### MATERIAL SHOWN
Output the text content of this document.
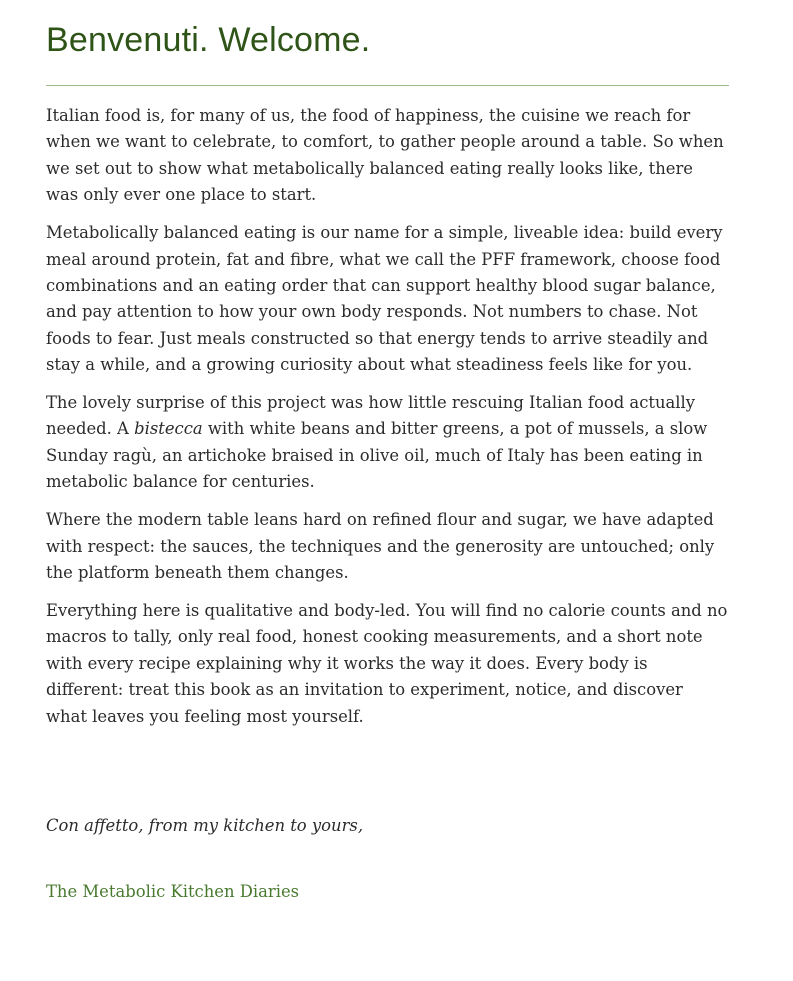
Benvenuti. Welcome.

Italian food is, for many of us, the food of happiness, the cuisine we reach for when we want to celebrate, to comfort, to gather people around a table. So when we set out to show what metabolically balanced eating really looks like, there was only ever one place to start.

Metabolically balanced eating is our name for a simple, liveable idea: build every meal around protein, fat and fibre, what we call the PFF framework, choose food combinations and an eating order that can support healthy blood sugar balance, and pay attention to how your own body responds. Not numbers to chase. Not foods to fear. Just meals constructed so that energy tends to arrive steadily and stay a while, and a growing curiosity about what steadiness feels like for you.

The lovely surprise of this project was how little rescuing Italian food actually needed. A bistecca with white beans and bitter greens, a pot of mussels, a slow Sunday ragù, an artichoke braised in olive oil, much of Italy has been eating in metabolic balance for centuries.

Where the modern table leans hard on refined flour and sugar, we have adapted with respect: the sauces, the techniques and the generosity are untouched; only the platform beneath them changes.

Everything here is qualitative and body-led. You will find no calorie counts and no macros to tally, only real food, honest cooking measurements, and a short note with every recipe explaining why it works the way it does. Every body is different: treat this book as an invitation to experiment, notice, and discover what leaves you feeling most yourself.

Con affetto, from my kitchen to yours,

The Metabolic Kitchen Diaries
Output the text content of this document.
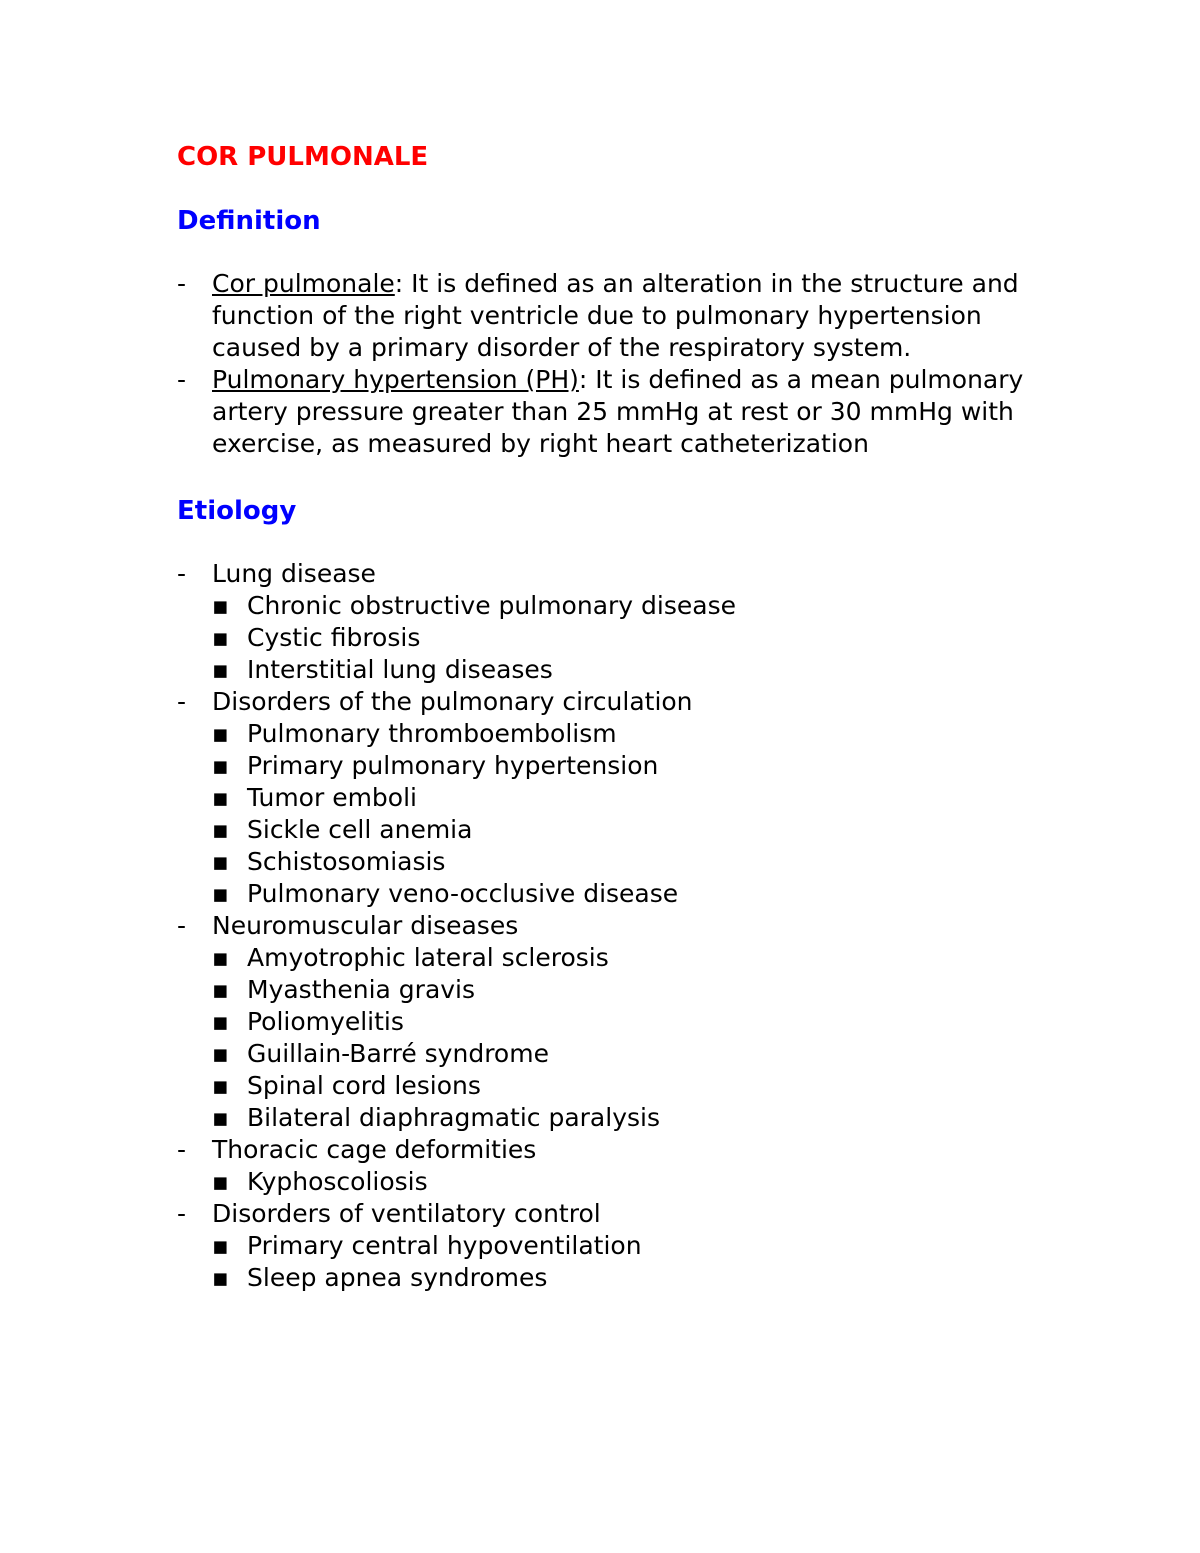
COR PULMONALE
Definition
- Cor pulmonale: It is defined as an alteration in the structure and function of the right ventricle due to pulmonary hypertension caused by a primary disorder of the respiratory system.
- Pulmonary hypertension (PH): It is defined as a mean pulmonary artery pressure greater than 25 mmHg at rest or 30 mmHg with exercise, as measured by right heart catheterization
Etiology
- Lung disease
▪ Chronic obstructive pulmonary disease
▪ Cystic fibrosis
▪ Interstitial lung diseases
- Disorders of the pulmonary circulation
▪ Pulmonary thromboembolism
▪ Primary pulmonary hypertension
▪ Tumor emboli
▪ Sickle cell anemia
▪ Schistosomiasis
▪ Pulmonary veno-occlusive disease
- Neuromuscular diseases
▪ Amyotrophic lateral sclerosis
▪ Myasthenia gravis
▪ Poliomyelitis
▪ Guillain-Barré syndrome
▪ Spinal cord lesions
▪ Bilateral diaphragmatic paralysis
- Thoracic cage deformities
▪ Kyphoscoliosis
- Disorders of ventilatory control
▪ Primary central hypoventilation
▪ Sleep apnea syndromes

### AIM OF THE TASK
I need every line of the data that has the word "Disorders"; please list them.

### RESPONSE TO THIS EXERCISE
- Disorders of the pulmonary circulation
- Disorders of ventilatory control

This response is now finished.